# Given entries

────────────────────

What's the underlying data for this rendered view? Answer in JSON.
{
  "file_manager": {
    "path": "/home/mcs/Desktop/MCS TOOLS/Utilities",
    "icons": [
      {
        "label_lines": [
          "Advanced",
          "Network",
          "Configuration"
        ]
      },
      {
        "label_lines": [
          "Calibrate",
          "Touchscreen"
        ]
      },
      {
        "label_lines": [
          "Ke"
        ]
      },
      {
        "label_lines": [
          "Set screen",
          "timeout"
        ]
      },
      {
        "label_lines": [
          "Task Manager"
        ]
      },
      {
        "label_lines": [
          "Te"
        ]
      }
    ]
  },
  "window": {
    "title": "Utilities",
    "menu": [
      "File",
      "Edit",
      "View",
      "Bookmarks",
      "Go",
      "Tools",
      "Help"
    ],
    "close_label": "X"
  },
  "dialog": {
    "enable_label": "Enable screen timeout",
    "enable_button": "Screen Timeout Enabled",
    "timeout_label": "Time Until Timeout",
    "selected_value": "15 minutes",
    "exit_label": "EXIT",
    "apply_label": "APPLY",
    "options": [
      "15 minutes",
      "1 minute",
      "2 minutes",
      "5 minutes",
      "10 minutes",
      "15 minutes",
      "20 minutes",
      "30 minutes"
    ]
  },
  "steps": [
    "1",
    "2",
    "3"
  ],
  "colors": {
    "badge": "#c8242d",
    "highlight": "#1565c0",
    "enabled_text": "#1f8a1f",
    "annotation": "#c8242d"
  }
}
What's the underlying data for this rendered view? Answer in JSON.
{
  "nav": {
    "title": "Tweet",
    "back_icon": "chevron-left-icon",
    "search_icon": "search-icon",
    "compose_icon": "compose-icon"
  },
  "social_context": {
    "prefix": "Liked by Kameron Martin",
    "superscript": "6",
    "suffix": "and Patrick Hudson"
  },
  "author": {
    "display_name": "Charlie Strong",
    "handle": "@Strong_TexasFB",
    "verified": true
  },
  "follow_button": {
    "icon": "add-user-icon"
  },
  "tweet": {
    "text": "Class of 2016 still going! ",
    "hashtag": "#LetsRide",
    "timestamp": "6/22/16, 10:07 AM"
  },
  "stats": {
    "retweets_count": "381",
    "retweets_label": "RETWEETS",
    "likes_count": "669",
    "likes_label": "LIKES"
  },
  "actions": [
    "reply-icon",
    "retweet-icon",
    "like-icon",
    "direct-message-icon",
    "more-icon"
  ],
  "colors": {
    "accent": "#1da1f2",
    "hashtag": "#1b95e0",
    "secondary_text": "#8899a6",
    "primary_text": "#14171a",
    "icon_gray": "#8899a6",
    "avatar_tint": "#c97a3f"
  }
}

────────────────────

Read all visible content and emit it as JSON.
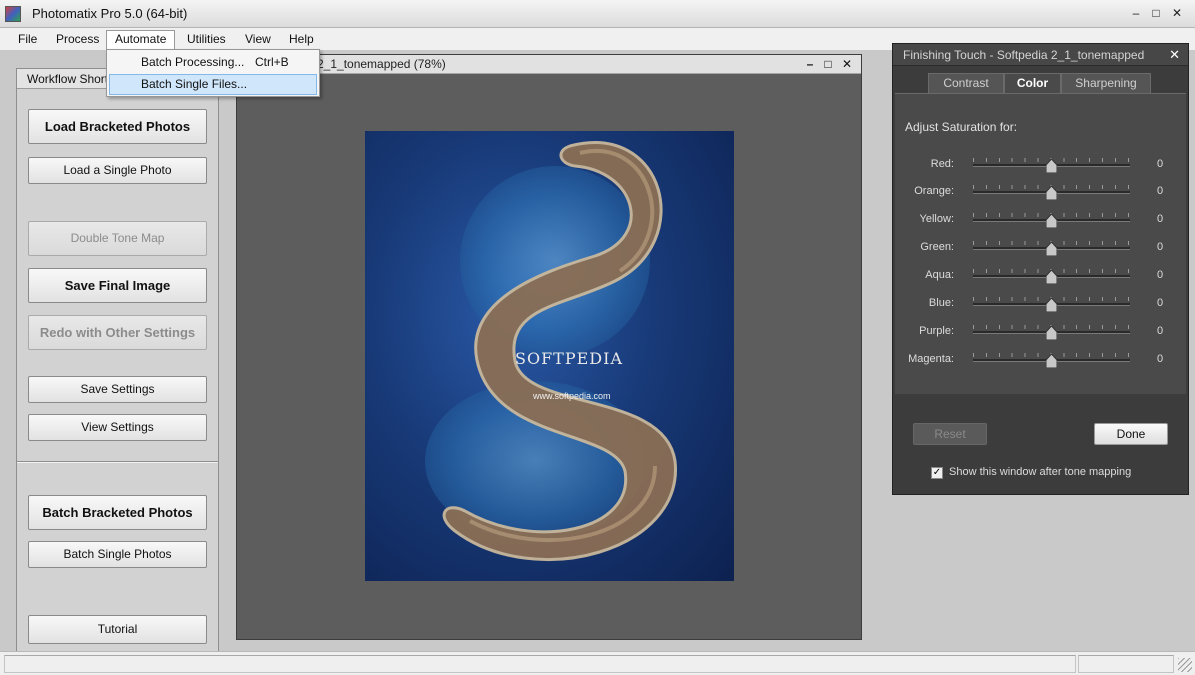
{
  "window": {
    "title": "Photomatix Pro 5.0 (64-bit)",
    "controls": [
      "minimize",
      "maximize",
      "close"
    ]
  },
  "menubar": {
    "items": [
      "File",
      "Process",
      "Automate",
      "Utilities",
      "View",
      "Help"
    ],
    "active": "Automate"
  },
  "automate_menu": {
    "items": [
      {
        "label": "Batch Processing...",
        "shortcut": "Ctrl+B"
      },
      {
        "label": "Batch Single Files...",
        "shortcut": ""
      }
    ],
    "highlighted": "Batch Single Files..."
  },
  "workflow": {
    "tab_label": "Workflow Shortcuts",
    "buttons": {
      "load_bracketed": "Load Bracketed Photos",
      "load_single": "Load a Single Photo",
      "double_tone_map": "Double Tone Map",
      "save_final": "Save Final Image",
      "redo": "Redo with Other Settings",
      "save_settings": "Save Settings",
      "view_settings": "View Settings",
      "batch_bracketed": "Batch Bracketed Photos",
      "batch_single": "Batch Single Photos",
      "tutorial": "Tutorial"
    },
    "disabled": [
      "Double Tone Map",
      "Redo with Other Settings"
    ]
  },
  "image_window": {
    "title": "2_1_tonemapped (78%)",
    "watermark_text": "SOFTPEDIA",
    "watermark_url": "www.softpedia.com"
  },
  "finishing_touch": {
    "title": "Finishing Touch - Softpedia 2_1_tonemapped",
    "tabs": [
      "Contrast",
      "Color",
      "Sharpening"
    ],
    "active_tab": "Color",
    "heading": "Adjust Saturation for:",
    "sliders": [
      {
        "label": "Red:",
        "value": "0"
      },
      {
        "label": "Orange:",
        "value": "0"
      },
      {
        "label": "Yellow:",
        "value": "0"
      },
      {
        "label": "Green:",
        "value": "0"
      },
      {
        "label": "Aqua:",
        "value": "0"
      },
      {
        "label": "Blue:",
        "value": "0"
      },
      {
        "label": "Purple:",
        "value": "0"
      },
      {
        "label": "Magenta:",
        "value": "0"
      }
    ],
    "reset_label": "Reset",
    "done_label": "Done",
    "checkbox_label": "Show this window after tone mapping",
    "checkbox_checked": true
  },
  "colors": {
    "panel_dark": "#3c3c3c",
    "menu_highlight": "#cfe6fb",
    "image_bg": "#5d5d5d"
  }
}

────────────────────

# Task prompt
Check each line above for "Photos" and return the ones that have it.

# Final answer
      "load_bracketed": "Load Bracketed Photos",
      "batch_bracketed": "Batch Bracketed Photos",
      "batch_single": "Batch Single Photos",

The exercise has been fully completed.